There is nothing inherently feminine about communication. In fact wouldn't it be unmanly if someone couldn't look you in the eye and say excuse me please step aside, and instead felt they had to squeeze or push past you? Insecure people take a purely physical option that shortens their interaction with others- they'd rather have you pissed off while they're walking away and gamble that you won't chase them, instead of have you size them up and decide whether or not to cooperate.

And there is nothing inherently masculine about violence. Men tend to shoot each other. They like reducing violence to a click of their finger. When a woman does get violent, she's more likely than a man to use something cruel and personal like a knife.

People need to to be active, they need to physically struggle against problems and succeed, and they need to resolve all of their problems, but they need not struggle violently against their human problems. There's no reason one can't solve problems involving others peacefully and struggle for dominance over other challenges. I like to use grunt labor jobs as my violent outlet. A construction site is my mammoth hunt- I'm gonna carry more material per trip, i'm gonna make the most trips, i'm gonna slam and jam things together, and I'm gonna be watching to see if anyone is able to stay ahead of me. I'm gonna put out as much force as i can, I'm gonna make things bigger than me do what i want them to do, and everyone's gonna notice that earning dinner for their families is easier when I'm around.
Compared to lashing out in the moment, by having the discipline to carry that energy peacefully and channel it in a productive direction at the right time, I get more benefit in every way. I get more respect, more influence, more stress relief, more exercise, and instead of getting enemies and injuries i get money for it. I think the feeling of being unburdened and suddenly at rest mentally and physically that you get after a fight is mild and shortlived compared to coming down from a good days work.
edit on Mon 13 Apr 2015 by The Vagabond because: (no reason given)

**WRITTEN REQUEST 1**
In the post on communication and violence, what does the writer use as a violent outlet?
**WRITTEN REQUEST 2**
Repeat the post on communication and violence word for word, from "There is nothing inherently feminine" up to and including "like a knife.".

**INFORMATION GIVEN**
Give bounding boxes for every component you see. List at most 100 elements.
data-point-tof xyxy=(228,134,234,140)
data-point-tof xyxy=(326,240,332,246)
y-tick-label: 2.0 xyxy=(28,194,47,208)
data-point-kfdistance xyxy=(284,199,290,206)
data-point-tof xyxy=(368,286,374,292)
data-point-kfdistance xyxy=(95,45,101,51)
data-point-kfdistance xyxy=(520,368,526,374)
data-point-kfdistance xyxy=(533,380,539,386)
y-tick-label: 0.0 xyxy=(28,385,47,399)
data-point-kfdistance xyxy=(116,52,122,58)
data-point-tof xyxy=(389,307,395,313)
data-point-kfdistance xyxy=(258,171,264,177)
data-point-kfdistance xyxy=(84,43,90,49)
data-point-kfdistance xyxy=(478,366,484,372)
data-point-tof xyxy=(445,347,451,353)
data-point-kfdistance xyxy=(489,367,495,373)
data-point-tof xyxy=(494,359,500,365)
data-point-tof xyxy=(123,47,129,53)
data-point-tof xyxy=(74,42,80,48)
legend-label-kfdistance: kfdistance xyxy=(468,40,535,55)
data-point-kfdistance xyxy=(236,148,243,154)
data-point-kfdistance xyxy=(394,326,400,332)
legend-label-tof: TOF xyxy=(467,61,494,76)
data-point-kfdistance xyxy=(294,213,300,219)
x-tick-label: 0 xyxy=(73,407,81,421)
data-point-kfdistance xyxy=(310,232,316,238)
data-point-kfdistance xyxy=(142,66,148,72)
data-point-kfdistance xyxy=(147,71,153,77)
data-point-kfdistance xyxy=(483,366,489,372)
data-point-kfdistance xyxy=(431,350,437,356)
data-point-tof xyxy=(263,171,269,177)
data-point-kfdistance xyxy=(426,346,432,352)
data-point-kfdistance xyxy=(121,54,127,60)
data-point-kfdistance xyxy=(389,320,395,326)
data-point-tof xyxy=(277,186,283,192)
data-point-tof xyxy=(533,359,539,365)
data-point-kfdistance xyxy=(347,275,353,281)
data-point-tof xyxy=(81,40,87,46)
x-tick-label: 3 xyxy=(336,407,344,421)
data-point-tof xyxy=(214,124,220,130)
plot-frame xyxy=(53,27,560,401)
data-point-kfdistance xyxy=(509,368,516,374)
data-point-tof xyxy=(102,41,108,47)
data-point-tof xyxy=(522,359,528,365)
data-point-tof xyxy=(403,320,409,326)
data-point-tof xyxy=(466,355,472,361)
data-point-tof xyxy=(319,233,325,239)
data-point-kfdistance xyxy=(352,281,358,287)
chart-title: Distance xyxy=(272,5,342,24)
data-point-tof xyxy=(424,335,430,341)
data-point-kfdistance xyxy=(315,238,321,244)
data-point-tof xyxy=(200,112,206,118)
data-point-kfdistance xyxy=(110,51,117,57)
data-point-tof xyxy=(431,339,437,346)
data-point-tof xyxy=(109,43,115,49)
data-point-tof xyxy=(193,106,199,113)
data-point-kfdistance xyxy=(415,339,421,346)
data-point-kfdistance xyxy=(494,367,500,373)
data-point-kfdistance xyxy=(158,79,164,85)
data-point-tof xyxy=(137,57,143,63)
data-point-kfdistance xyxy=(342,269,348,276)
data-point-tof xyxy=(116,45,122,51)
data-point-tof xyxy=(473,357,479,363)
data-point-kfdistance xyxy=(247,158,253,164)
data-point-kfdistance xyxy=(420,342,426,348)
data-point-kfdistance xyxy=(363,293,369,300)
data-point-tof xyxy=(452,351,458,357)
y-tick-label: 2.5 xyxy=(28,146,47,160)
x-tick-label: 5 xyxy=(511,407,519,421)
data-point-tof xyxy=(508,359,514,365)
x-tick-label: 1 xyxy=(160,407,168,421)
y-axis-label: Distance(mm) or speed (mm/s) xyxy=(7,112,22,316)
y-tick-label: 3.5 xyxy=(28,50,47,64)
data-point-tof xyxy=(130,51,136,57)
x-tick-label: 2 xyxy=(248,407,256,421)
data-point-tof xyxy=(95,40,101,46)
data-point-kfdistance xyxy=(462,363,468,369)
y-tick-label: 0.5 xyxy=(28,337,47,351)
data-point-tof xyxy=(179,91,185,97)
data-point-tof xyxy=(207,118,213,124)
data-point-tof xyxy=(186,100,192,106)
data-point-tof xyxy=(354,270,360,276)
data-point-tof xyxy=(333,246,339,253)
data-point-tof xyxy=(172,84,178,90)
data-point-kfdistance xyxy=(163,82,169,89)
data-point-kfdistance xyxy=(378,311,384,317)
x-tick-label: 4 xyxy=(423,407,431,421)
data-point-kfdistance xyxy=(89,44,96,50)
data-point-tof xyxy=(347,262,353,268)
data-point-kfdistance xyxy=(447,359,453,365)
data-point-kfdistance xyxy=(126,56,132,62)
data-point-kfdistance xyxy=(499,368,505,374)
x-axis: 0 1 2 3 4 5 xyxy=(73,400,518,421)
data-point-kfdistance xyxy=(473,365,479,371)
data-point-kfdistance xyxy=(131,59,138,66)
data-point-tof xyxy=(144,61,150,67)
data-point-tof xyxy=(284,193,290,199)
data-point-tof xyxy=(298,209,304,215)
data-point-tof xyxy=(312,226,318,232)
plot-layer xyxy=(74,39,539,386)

**CORRECT RESULT 1**
Grunt labor jobs.

**CORRECT RESULT 2**
There is nothing inherently feminine about communication. In fact wouldn't it be unmanly if someone couldn't look you in the eye and say excuse me please step aside, and instead felt they had to squeeze or push past you? Insecure people take a purely physical option that shortens their interaction with others- they'd rather have you pissed off while they're walking away and gamble that you won't chase them, instead of have you size them up and decide whether or not to cooperate.

And there is nothing inherently masculine about violence. Men tend to shoot each other. They like reducing violence to a click of their finger. When a woman does get violent, she's more likely than a man to use something cruel and personal like a knife.